### STATED PROBLEM
Single out the lines that include the word "hasta". Copy them.

::: INPUT DATA :::

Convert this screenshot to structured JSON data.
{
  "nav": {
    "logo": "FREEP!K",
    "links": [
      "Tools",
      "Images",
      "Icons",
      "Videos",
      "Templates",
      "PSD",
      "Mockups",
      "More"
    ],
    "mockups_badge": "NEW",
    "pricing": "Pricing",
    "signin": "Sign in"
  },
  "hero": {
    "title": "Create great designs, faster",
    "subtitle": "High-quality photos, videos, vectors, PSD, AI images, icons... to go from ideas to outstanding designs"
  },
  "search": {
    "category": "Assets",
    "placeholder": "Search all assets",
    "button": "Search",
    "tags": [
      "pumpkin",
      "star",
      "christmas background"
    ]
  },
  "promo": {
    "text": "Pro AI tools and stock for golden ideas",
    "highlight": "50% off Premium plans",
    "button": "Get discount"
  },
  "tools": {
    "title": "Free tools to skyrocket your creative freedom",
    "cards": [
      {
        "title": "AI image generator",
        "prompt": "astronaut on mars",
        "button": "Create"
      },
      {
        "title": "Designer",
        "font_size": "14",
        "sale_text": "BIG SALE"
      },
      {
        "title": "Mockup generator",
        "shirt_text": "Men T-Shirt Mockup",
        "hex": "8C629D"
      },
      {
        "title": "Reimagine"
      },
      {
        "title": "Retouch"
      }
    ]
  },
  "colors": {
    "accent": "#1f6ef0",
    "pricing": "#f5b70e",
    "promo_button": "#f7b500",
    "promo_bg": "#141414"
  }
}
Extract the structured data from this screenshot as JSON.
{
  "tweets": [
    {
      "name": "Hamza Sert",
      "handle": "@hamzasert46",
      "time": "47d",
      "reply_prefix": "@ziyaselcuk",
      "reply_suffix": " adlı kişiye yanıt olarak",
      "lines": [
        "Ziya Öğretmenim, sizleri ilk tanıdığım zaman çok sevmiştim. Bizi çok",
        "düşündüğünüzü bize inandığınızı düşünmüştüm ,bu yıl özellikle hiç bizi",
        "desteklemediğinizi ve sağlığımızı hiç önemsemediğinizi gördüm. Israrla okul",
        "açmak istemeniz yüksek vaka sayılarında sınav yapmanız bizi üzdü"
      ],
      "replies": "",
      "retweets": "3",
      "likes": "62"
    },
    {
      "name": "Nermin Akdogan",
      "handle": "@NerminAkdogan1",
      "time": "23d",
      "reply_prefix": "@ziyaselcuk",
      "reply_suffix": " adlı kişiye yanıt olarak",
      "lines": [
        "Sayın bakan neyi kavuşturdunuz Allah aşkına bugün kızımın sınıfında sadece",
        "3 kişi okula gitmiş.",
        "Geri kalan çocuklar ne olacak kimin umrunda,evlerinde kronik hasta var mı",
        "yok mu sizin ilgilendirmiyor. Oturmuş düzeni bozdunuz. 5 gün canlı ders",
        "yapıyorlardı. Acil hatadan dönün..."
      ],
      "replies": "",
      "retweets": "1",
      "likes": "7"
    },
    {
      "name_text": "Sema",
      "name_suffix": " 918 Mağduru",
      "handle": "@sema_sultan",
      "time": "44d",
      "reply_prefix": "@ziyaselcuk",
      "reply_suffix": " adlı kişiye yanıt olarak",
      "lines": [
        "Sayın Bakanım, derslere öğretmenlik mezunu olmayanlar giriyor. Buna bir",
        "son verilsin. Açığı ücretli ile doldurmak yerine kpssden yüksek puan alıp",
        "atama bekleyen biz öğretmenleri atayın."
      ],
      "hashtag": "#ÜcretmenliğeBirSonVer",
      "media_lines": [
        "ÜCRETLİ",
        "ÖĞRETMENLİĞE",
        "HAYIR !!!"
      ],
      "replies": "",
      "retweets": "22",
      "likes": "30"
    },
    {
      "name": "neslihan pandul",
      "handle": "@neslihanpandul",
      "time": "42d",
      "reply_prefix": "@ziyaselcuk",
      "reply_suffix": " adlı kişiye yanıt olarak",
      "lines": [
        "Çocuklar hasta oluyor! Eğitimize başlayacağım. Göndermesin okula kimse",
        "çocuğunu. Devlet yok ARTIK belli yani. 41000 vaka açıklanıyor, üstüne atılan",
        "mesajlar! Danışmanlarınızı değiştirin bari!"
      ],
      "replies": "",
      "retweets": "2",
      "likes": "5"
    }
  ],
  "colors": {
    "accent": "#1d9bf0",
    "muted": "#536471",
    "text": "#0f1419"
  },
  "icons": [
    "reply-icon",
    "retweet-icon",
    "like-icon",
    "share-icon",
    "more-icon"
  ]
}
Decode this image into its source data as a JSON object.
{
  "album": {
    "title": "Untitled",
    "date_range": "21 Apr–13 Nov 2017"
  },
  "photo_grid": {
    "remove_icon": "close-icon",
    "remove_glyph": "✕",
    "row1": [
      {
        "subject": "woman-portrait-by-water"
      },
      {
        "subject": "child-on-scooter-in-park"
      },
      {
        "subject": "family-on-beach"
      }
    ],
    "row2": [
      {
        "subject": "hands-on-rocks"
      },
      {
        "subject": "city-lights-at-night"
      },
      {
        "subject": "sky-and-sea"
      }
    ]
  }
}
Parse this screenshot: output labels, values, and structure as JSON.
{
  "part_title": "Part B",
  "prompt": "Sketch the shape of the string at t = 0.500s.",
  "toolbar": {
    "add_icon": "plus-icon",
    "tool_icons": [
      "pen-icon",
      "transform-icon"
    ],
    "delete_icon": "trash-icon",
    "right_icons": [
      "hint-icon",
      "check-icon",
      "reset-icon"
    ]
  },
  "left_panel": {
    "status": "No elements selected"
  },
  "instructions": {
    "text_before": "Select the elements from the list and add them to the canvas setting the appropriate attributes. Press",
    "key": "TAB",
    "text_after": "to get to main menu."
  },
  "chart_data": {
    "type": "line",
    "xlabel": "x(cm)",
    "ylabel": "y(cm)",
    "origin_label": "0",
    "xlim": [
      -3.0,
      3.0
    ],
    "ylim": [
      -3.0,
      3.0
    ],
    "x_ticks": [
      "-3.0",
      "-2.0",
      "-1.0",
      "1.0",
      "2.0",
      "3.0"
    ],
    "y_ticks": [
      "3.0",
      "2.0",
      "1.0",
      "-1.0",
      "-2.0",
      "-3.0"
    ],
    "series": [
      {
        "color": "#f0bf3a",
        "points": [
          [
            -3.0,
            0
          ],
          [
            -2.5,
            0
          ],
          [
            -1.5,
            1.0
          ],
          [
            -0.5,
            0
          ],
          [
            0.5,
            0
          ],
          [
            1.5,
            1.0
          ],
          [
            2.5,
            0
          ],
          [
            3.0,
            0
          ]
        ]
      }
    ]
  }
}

:::

### OUTPUT BELOW
        "Geri kalan çocuklar ne olacak kimin umrunda,evlerinde kronik hasta var mı",
        "Çocuklar hasta oluyor! Eğitimize başlayacağım. Göndermesin okula kimse",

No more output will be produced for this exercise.